_What to work on_:
Search the listing below for the word "Frequency" and copy each line that holds it.

--- Material provided ---

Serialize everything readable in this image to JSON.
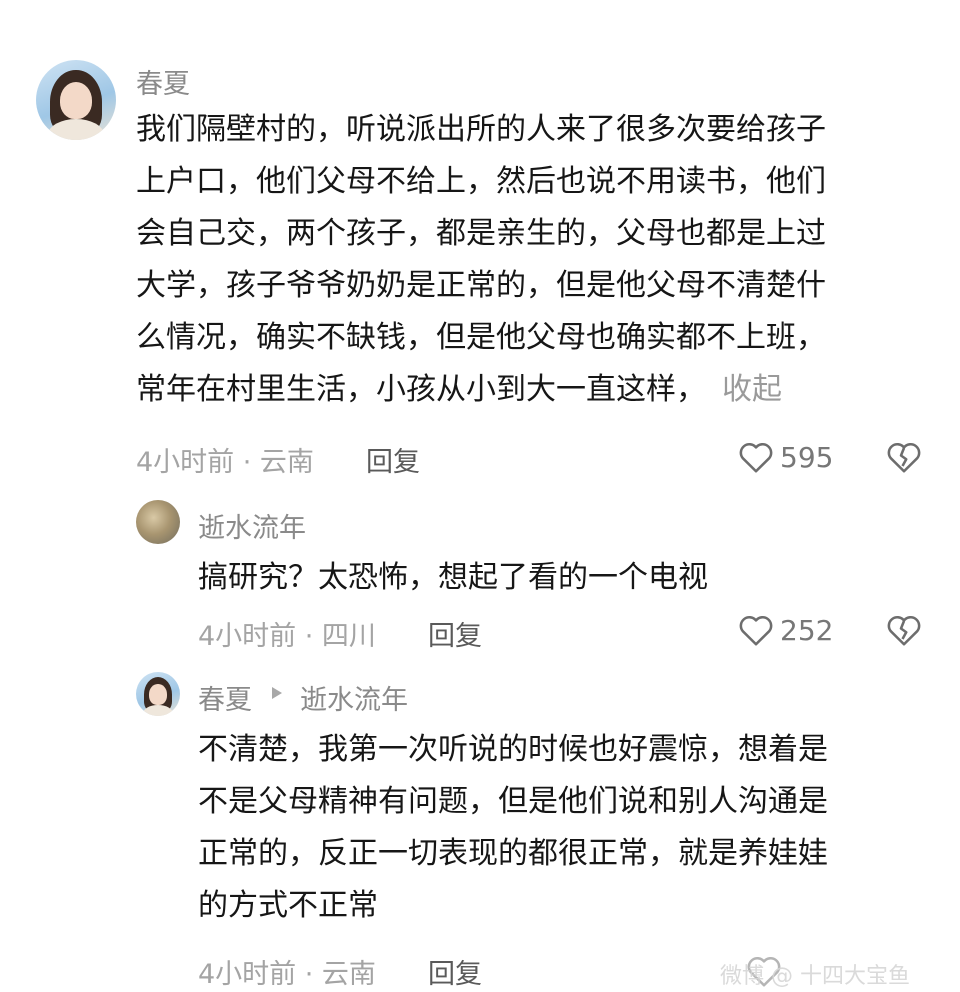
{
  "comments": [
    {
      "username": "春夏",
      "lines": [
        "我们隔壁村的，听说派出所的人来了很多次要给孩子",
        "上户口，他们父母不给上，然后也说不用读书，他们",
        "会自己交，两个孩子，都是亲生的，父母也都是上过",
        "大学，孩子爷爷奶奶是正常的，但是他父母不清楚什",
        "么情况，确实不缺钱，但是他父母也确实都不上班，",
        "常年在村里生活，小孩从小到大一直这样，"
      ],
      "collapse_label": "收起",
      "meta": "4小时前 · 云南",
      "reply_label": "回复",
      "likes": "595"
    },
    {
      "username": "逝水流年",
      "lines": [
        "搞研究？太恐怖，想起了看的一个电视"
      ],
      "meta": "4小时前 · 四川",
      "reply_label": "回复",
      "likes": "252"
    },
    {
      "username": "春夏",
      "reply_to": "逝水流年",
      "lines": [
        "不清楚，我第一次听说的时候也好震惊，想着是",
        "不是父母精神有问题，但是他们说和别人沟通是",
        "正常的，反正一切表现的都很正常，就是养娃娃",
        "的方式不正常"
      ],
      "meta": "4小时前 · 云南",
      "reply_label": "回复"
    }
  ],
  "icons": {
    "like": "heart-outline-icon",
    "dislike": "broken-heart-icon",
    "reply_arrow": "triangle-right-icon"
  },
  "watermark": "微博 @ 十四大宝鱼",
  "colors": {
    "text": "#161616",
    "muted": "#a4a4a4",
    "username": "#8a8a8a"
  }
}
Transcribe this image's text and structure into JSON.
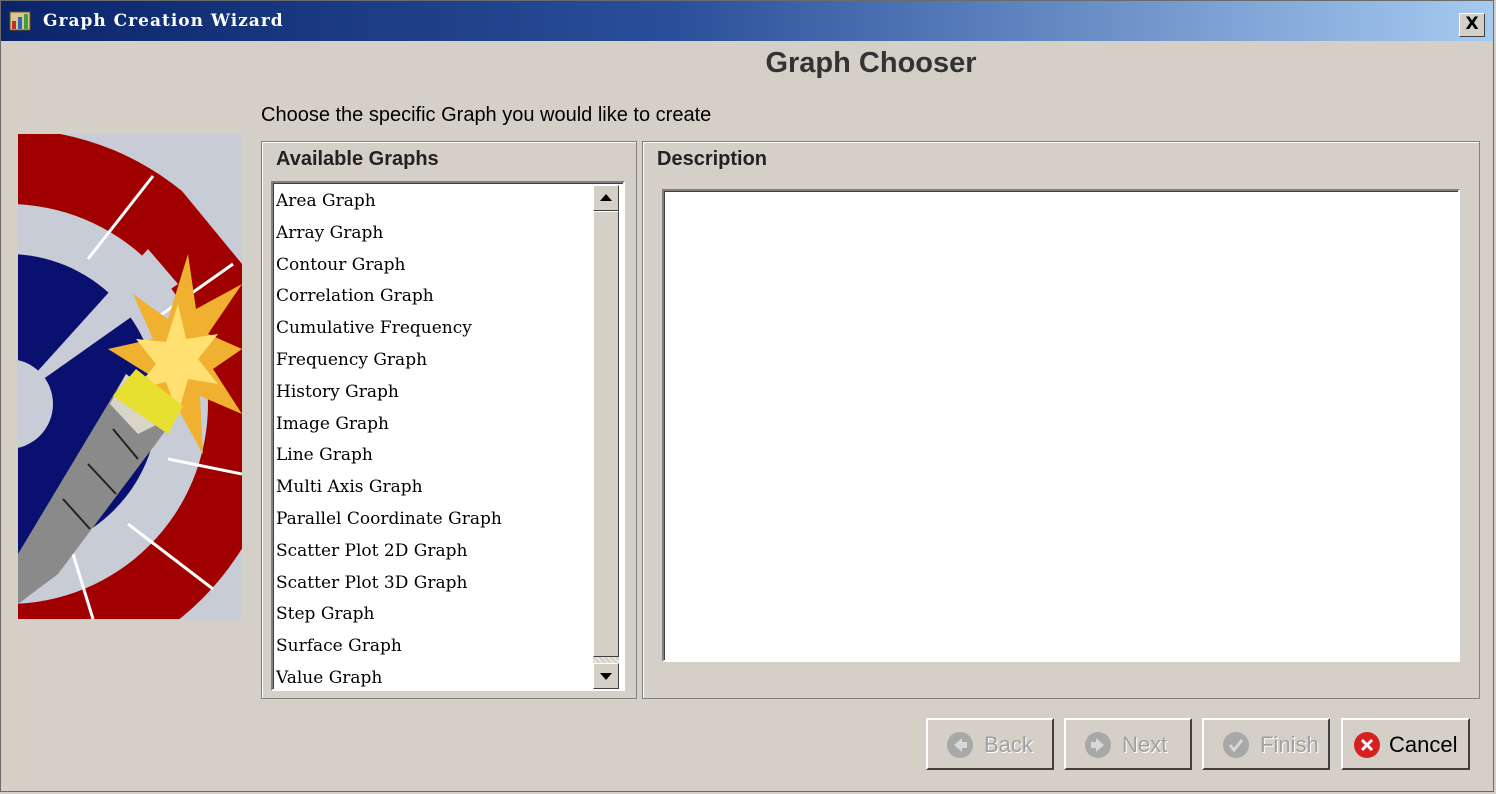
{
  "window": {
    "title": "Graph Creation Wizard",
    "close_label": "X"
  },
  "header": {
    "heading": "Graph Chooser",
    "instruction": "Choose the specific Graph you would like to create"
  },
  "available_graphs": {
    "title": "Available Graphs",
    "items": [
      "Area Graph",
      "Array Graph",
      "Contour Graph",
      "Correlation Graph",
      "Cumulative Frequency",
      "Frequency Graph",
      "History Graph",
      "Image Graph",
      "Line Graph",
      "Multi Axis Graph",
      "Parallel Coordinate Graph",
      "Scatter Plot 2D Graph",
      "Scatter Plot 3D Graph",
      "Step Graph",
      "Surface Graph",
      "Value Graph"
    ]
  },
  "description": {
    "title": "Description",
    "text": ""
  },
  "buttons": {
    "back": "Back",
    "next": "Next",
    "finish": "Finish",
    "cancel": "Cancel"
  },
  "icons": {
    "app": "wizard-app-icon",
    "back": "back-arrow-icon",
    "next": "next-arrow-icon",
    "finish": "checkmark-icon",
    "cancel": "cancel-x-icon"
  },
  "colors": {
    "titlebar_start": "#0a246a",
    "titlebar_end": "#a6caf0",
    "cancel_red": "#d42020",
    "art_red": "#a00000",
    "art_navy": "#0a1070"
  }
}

---

_Written response_:
      "Cumulative Frequency",
      "Frequency Graph",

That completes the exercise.